[Stored dataset items]
■ ■ ■ ■ ■ ■ ■

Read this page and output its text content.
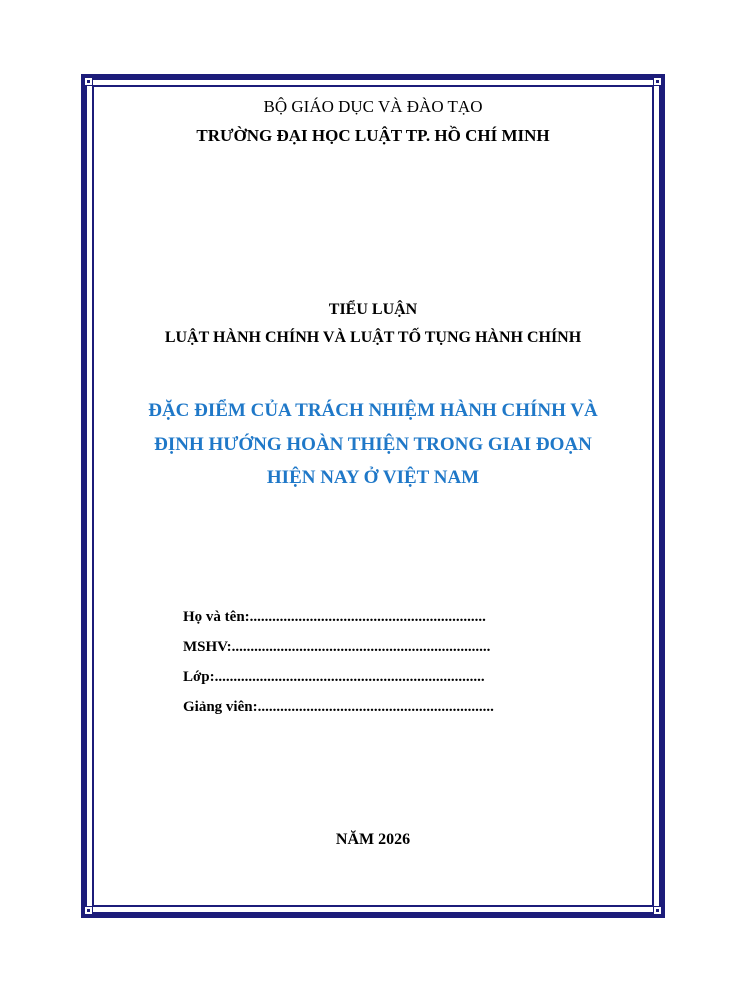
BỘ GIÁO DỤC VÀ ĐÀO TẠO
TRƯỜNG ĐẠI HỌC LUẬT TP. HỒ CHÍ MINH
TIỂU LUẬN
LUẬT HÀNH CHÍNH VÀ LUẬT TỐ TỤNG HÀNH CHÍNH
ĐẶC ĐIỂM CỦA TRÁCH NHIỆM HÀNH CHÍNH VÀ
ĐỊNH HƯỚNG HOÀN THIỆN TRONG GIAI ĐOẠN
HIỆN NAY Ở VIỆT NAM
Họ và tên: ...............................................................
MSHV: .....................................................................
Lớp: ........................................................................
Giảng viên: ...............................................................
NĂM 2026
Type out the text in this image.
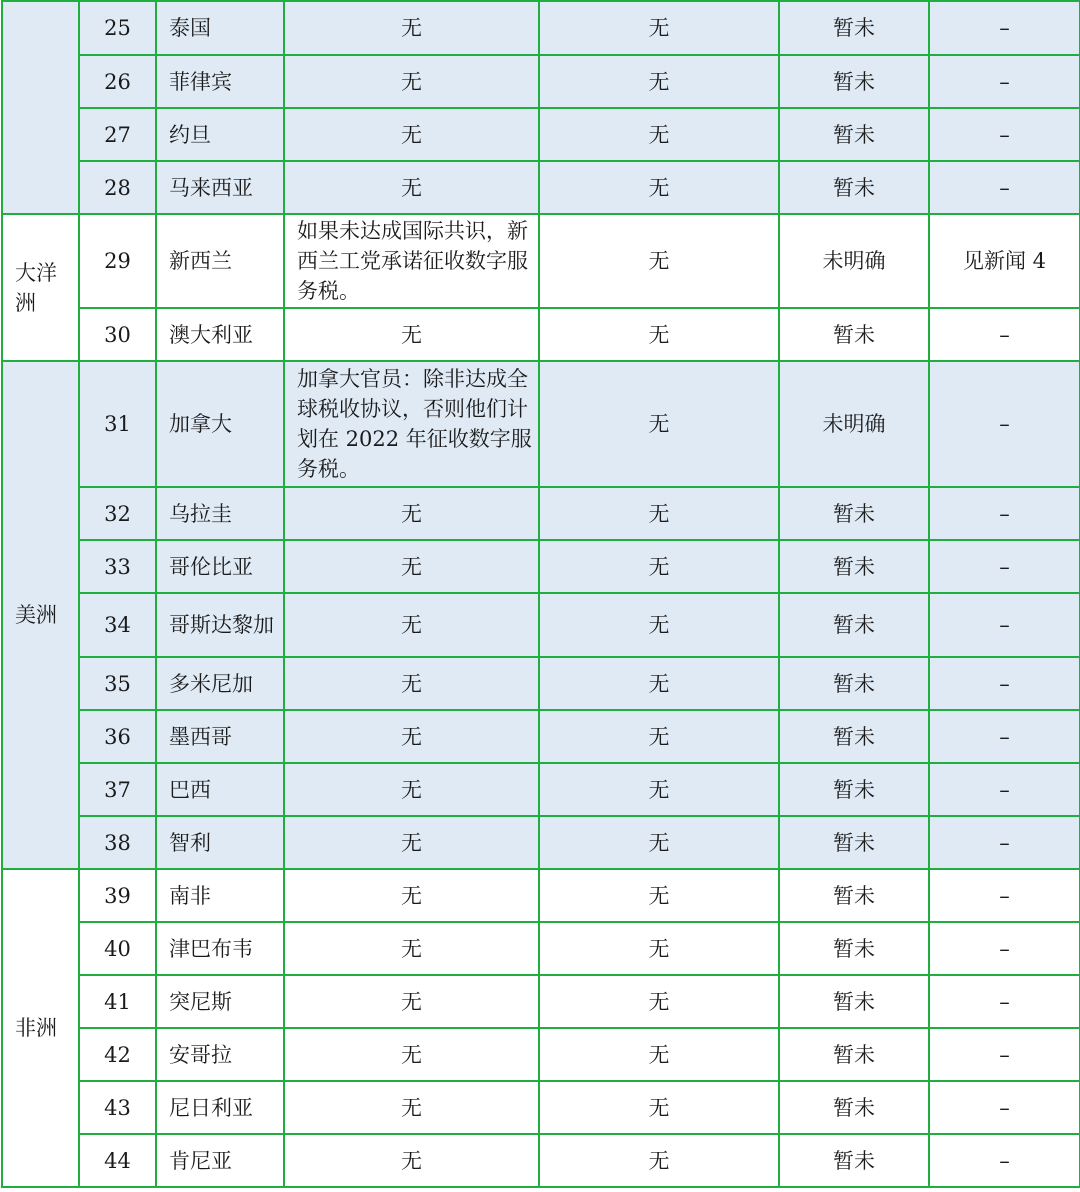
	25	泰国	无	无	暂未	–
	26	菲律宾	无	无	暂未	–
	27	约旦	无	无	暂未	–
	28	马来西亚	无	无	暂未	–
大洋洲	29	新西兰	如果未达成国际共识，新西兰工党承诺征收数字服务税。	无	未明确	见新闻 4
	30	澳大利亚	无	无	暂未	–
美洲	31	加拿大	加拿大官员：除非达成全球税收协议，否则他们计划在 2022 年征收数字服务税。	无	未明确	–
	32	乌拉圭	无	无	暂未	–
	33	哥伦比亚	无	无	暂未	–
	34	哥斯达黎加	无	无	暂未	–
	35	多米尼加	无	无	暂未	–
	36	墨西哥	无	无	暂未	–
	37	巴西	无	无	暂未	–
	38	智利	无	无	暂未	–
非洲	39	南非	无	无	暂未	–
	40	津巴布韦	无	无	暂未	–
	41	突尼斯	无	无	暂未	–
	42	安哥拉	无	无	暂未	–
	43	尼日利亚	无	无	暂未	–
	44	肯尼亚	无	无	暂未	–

■ ■ ■ ■ ■ ■ ■

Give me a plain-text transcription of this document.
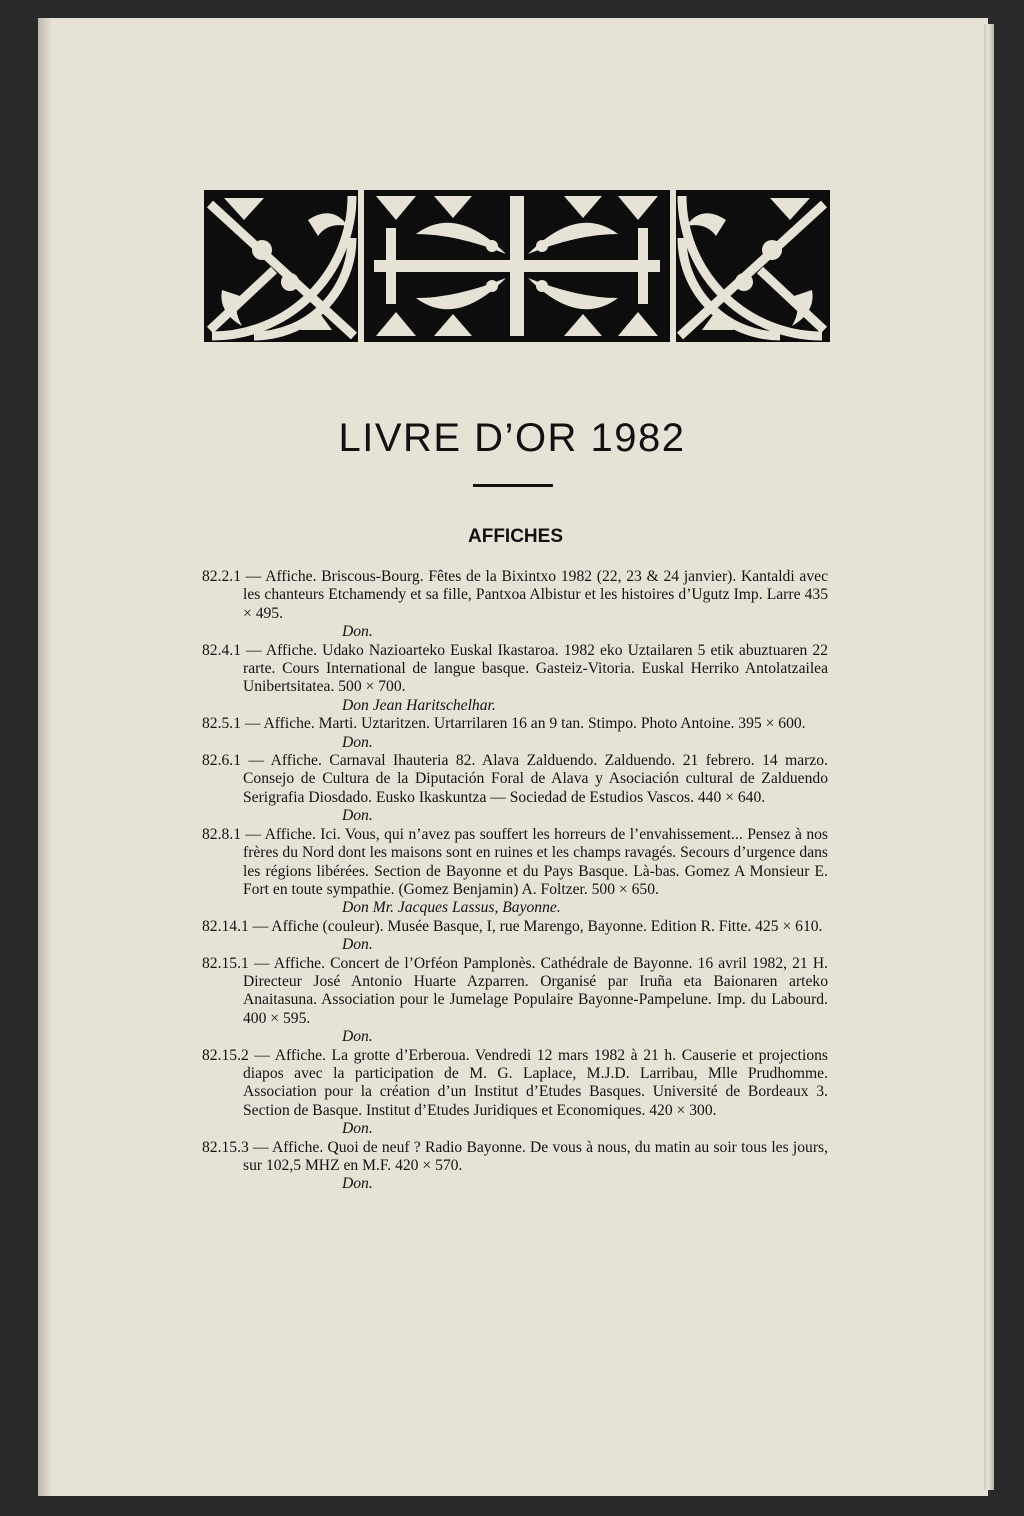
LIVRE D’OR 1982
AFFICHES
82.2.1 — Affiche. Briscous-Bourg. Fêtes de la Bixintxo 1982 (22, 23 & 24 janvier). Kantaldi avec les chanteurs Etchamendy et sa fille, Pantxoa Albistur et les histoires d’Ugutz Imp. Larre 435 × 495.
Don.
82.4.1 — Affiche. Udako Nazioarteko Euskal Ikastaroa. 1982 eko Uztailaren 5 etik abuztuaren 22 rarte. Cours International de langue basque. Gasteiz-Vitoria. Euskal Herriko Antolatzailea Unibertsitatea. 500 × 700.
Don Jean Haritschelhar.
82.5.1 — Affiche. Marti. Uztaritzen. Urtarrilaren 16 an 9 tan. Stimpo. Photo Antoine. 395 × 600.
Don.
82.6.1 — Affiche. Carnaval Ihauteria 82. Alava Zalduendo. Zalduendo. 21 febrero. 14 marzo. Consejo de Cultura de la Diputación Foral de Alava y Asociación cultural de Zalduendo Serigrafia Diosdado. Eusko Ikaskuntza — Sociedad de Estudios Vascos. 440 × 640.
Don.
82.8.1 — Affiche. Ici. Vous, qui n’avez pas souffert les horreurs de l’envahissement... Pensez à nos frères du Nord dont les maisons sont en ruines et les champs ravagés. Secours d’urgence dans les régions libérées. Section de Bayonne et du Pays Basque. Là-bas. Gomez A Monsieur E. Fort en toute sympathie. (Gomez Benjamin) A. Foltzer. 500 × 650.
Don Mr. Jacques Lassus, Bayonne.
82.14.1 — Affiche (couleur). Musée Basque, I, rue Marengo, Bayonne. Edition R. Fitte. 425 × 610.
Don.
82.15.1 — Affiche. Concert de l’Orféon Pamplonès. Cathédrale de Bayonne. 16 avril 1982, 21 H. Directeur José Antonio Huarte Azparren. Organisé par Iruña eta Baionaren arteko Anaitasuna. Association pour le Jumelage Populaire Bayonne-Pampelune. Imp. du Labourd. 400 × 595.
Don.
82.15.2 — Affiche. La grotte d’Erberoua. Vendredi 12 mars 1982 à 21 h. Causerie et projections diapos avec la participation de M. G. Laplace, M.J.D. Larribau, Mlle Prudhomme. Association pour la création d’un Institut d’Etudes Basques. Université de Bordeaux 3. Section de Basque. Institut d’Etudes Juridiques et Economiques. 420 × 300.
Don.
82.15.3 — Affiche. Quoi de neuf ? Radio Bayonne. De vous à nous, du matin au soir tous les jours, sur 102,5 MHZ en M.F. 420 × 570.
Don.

■ ■ ■ ■ ■ ■ ■

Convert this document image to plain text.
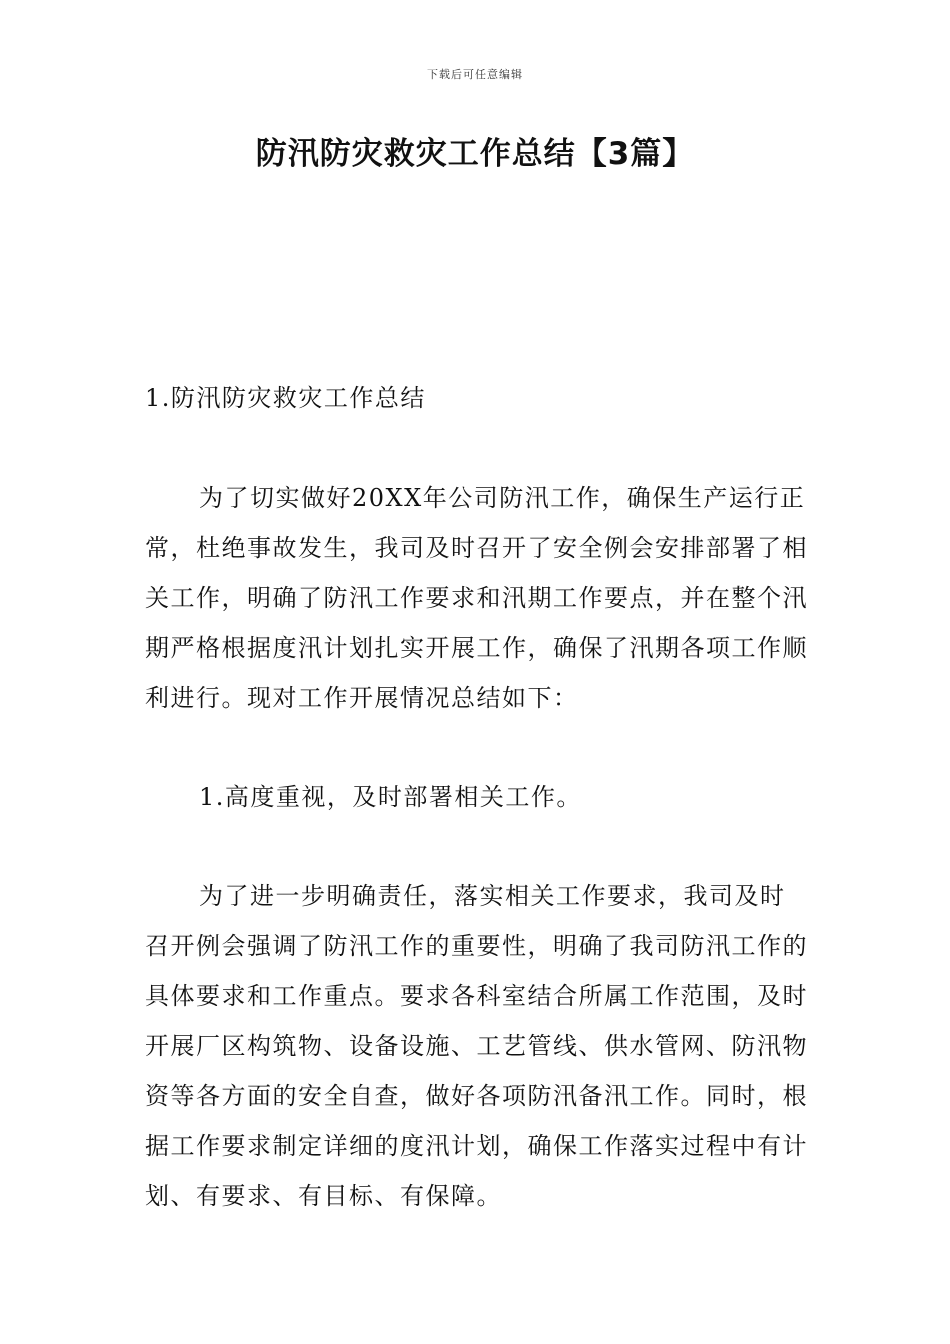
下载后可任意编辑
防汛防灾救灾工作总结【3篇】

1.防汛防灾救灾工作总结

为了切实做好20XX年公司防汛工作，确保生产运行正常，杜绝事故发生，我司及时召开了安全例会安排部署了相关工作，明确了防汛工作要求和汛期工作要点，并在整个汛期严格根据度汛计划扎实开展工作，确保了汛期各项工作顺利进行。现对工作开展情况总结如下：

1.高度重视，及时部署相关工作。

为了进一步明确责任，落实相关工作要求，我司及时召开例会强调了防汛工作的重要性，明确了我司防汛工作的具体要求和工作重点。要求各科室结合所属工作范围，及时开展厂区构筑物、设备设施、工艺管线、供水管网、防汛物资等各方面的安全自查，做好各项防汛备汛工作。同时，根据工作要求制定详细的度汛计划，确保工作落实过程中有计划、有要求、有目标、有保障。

■ ■ ■ ■ ■ ■ ■

● Set task:
Lines of the material that contain the word "Association" are to be gathered.

● Task solution:
82.15.1 — Affiche. Concert de l’Orféon Pamplonès. Cathédrale de Bayonne. 16 avril 1982, 21 H. Directeur José Antonio Huarte Azparren. Organisé par Iruña eta Baionaren arteko Anaitasuna. Association pour le Jumelage Populaire Bayonne-Pampelune. Imp. du Labourd. 400 × 595.
82.15.2 — Affiche. La grotte d’Erberoua. Vendredi 12 mars 1982 à 21 h. Causerie et projections diapos avec la participation de M. G. Laplace, M.J.D. Larribau, Mlle Prudhomme. Association pour la création d’un Institut d’Etudes Basques. Université de Bordeaux 3. Section de Basque. Institut d’Etudes Juridiques et Economiques. 420 × 300.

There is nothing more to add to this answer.